- [INSTRUCTION] Reproduce every line of the listing as written, apart from the pictures.

** Begin **

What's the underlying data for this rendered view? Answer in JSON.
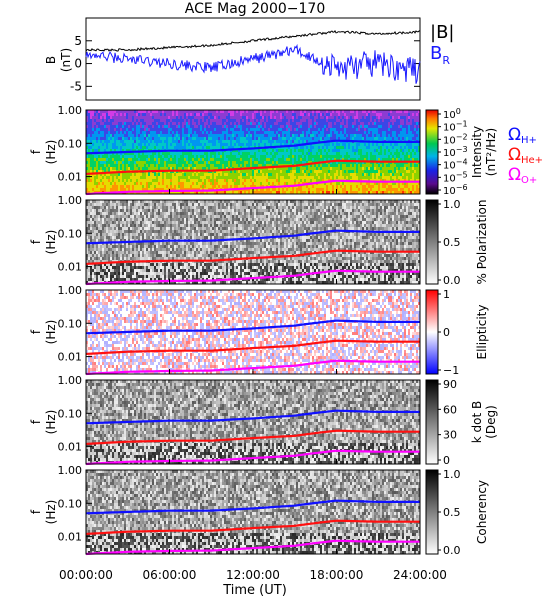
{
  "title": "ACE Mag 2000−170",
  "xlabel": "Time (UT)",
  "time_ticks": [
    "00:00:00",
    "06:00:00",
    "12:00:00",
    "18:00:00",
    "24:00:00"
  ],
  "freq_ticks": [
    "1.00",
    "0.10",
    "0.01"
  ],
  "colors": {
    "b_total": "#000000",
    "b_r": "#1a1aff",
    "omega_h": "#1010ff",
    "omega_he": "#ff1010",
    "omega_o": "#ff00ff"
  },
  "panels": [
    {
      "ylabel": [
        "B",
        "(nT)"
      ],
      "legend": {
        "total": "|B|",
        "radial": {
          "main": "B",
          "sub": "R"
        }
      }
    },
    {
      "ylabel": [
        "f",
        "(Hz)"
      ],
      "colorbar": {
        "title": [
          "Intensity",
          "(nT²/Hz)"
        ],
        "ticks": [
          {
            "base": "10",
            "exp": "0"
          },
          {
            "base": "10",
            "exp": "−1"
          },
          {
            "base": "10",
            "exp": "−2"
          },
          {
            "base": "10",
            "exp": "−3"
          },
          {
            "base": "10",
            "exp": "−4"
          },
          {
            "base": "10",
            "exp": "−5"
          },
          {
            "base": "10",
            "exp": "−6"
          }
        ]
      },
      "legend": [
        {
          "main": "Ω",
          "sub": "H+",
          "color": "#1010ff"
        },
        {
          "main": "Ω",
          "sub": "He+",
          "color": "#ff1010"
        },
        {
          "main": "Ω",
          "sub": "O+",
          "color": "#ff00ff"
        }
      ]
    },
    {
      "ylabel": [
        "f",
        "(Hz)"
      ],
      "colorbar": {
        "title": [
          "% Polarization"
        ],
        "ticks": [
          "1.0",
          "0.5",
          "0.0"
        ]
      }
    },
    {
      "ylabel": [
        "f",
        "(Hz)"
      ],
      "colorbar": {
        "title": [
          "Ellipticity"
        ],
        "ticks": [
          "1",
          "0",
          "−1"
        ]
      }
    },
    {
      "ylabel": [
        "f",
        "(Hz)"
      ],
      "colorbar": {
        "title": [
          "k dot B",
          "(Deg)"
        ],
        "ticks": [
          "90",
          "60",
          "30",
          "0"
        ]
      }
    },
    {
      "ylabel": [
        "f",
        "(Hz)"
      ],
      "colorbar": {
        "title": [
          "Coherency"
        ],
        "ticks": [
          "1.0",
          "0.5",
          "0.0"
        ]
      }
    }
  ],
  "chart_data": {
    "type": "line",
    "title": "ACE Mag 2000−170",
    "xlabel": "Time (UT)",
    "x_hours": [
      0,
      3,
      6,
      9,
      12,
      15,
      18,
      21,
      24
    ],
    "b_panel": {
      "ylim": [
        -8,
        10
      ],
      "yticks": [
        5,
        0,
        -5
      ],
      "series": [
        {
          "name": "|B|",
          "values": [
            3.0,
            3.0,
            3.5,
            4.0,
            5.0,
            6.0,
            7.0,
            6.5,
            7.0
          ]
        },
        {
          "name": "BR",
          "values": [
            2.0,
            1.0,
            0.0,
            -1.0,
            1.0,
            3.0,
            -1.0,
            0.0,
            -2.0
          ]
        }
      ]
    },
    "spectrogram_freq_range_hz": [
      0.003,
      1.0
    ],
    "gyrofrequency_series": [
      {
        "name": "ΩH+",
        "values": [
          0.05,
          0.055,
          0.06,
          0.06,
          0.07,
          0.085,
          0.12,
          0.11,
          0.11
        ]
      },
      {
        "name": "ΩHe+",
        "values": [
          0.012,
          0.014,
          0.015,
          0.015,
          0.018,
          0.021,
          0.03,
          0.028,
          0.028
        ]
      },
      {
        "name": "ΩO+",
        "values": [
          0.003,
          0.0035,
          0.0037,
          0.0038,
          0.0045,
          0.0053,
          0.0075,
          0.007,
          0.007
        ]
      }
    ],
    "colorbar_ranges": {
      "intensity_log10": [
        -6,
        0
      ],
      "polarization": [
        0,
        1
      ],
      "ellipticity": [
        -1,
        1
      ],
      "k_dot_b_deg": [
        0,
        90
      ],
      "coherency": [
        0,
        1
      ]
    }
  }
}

** End **

- [OUTPUT BELOW]
What's the underlying data for this rendered view? Answer in JSON.
{
  "title": "ACE Mag 2000−170",
  "xlabel": "Time (UT)",
  "time_ticks": [
    "00:00:00",
    "06:00:00",
    "12:00:00",
    "18:00:00",
    "24:00:00"
  ],
  "freq_ticks": [
    "1.00",
    "0.10",
    "0.01"
  ],
  "colors": {
    "b_total": "#000000",
    "b_r": "#1a1aff",
    "omega_h": "#1010ff",
    "omega_he": "#ff1010",
    "omega_o": "#ff00ff"
  },
  "panels": [
    {
      "ylabel": [
        "B",
        "(nT)"
      ],
      "legend": {
        "total": "|B|",
        "radial": {
          "main": "B",
          "sub": "R"
        }
      }
    },
    {
      "ylabel": [
        "f",
        "(Hz)"
      ],
      "colorbar": {
        "title": [
          "Intensity",
          "(nT²/Hz)"
        ],
        "ticks": [
          {
            "base": "10",
            "exp": "0"
          },
          {
            "base": "10",
            "exp": "−1"
          },
          {
            "base": "10",
            "exp": "−2"
          },
          {
            "base": "10",
            "exp": "−3"
          },
          {
            "base": "10",
            "exp": "−4"
          },
          {
            "base": "10",
            "exp": "−5"
          },
          {
            "base": "10",
            "exp": "−6"
          }
        ]
      },
      "legend": [
        {
          "main": "Ω",
          "sub": "H+",
          "color": "#1010ff"
        },
        {
          "main": "Ω",
          "sub": "He+",
          "color": "#ff1010"
        },
        {
          "main": "Ω",
          "sub": "O+",
          "color": "#ff00ff"
        }
      ]
    },
    {
      "ylabel": [
        "f",
        "(Hz)"
      ],
      "colorbar": {
        "title": [
          "% Polarization"
        ],
        "ticks": [
          "1.0",
          "0.5",
          "0.0"
        ]
      }
    },
    {
      "ylabel": [
        "f",
        "(Hz)"
      ],
      "colorbar": {
        "title": [
          "Ellipticity"
        ],
        "ticks": [
          "1",
          "0",
          "−1"
        ]
      }
    },
    {
      "ylabel": [
        "f",
        "(Hz)"
      ],
      "colorbar": {
        "title": [
          "k dot B",
          "(Deg)"
        ],
        "ticks": [
          "90",
          "60",
          "30",
          "0"
        ]
      }
    },
    {
      "ylabel": [
        "f",
        "(Hz)"
      ],
      "colorbar": {
        "title": [
          "Coherency"
        ],
        "ticks": [
          "1.0",
          "0.5",
          "0.0"
        ]
      }
    }
  ],
  "chart_data": {
    "type": "line",
    "title": "ACE Mag 2000−170",
    "xlabel": "Time (UT)",
    "x_hours": [
      0,
      3,
      6,
      9,
      12,
      15,
      18,
      21,
      24
    ],
    "b_panel": {
      "ylim": [
        -8,
        10
      ],
      "yticks": [
        5,
        0,
        -5
      ],
      "series": [
        {
          "name": "|B|",
          "values": [
            3.0,
            3.0,
            3.5,
            4.0,
            5.0,
            6.0,
            7.0,
            6.5,
            7.0
          ]
        },
        {
          "name": "BR",
          "values": [
            2.0,
            1.0,
            0.0,
            -1.0,
            1.0,
            3.0,
            -1.0,
            0.0,
            -2.0
          ]
        }
      ]
    },
    "spectrogram_freq_range_hz": [
      0.003,
      1.0
    ],
    "gyrofrequency_series": [
      {
        "name": "ΩH+",
        "values": [
          0.05,
          0.055,
          0.06,
          0.06,
          0.07,
          0.085,
          0.12,
          0.11,
          0.11
        ]
      },
      {
        "name": "ΩHe+",
        "values": [
          0.012,
          0.014,
          0.015,
          0.015,
          0.018,
          0.021,
          0.03,
          0.028,
          0.028
        ]
      },
      {
        "name": "ΩO+",
        "values": [
          0.003,
          0.0035,
          0.0037,
          0.0038,
          0.0045,
          0.0053,
          0.0075,
          0.007,
          0.007
        ]
      }
    ],
    "colorbar_ranges": {
      "intensity_log10": [
        -6,
        0
      ],
      "polarization": [
        0,
        1
      ],
      "ellipticity": [
        -1,
        1
      ],
      "k_dot_b_deg": [
        0,
        90
      ],
      "coherency": [
        0,
        1
      ]
    }
  }
}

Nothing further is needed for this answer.